# WHAT YOU ARE ASKED TO DO
Could every line of the data be printed exactly as it reads?

┌────────

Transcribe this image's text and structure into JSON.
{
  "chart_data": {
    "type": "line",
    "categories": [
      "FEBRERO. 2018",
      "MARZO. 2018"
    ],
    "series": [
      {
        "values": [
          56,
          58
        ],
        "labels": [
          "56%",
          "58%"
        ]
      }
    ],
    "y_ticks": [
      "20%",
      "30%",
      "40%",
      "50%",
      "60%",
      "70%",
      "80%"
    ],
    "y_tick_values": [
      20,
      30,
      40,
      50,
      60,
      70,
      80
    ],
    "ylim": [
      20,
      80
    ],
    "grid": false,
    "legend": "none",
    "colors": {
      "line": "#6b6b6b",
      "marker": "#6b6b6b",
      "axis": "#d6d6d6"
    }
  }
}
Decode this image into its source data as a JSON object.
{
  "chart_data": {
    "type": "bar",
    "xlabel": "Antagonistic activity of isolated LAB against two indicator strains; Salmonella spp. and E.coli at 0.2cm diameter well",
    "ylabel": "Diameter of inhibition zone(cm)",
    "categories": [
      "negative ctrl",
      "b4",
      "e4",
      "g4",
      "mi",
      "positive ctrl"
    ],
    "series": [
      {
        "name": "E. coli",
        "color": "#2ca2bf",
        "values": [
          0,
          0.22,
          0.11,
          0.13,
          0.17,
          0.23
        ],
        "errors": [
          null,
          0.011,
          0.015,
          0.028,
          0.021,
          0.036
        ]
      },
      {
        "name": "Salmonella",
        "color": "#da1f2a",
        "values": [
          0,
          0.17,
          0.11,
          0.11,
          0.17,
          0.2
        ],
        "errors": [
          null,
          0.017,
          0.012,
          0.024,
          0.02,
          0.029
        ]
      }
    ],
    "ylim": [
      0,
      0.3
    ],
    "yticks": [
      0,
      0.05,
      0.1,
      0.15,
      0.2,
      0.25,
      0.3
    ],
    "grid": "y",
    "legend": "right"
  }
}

└────────

# FULL RESPONSE
Transcribe this image's text and structure into JSON.
{
  "chart_data": {
    "type": "line",
    "categories": [
      "FEBRERO. 2018",
      "MARZO. 2018"
    ],
    "series": [
      {
        "values": [
          56,
          58
        ],
        "labels": [
          "56%",
          "58%"
        ]
      }
    ],
    "y_ticks": [
      "20%",
      "30%",
      "40%",
      "50%",
      "60%",
      "70%",
      "80%"
    ],
    "y_tick_values": [
      20,
      30,
      40,
      50,
      60,
      70,
      80
    ],
    "ylim": [
      20,
      80
    ],
    "grid": false,
    "legend": "none",
    "colors": {
      "line": "#6b6b6b",
      "marker": "#6b6b6b",
      "axis": "#d6d6d6"
    }
  }
}
Decode this image into its source data as a JSON object.
{
  "chart_data": {
    "type": "bar",
    "xlabel": "Antagonistic activity of isolated LAB against two indicator strains; Salmonella spp. and E.coli at 0.2cm diameter well",
    "ylabel": "Diameter of inhibition zone(cm)",
    "categories": [
      "negative ctrl",
      "b4",
      "e4",
      "g4",
      "mi",
      "positive ctrl"
    ],
    "series": [
      {
        "name": "E. coli",
        "color": "#2ca2bf",
        "values": [
          0,
          0.22,
          0.11,
          0.13,
          0.17,
          0.23
        ],
        "errors": [
          null,
          0.011,
          0.015,
          0.028,
          0.021,
          0.036
        ]
      },
      {
        "name": "Salmonella",
        "color": "#da1f2a",
        "values": [
          0,
          0.17,
          0.11,
          0.11,
          0.17,
          0.2
        ],
        "errors": [
          null,
          0.017,
          0.012,
          0.024,
          0.02,
          0.029
        ]
      }
    ],
    "ylim": [
      0,
      0.3
    ],
    "yticks": [
      0,
      0.05,
      0.1,
      0.15,
      0.2,
      0.25,
      0.3
    ],
    "grid": "y",
    "legend": "right"
  }
}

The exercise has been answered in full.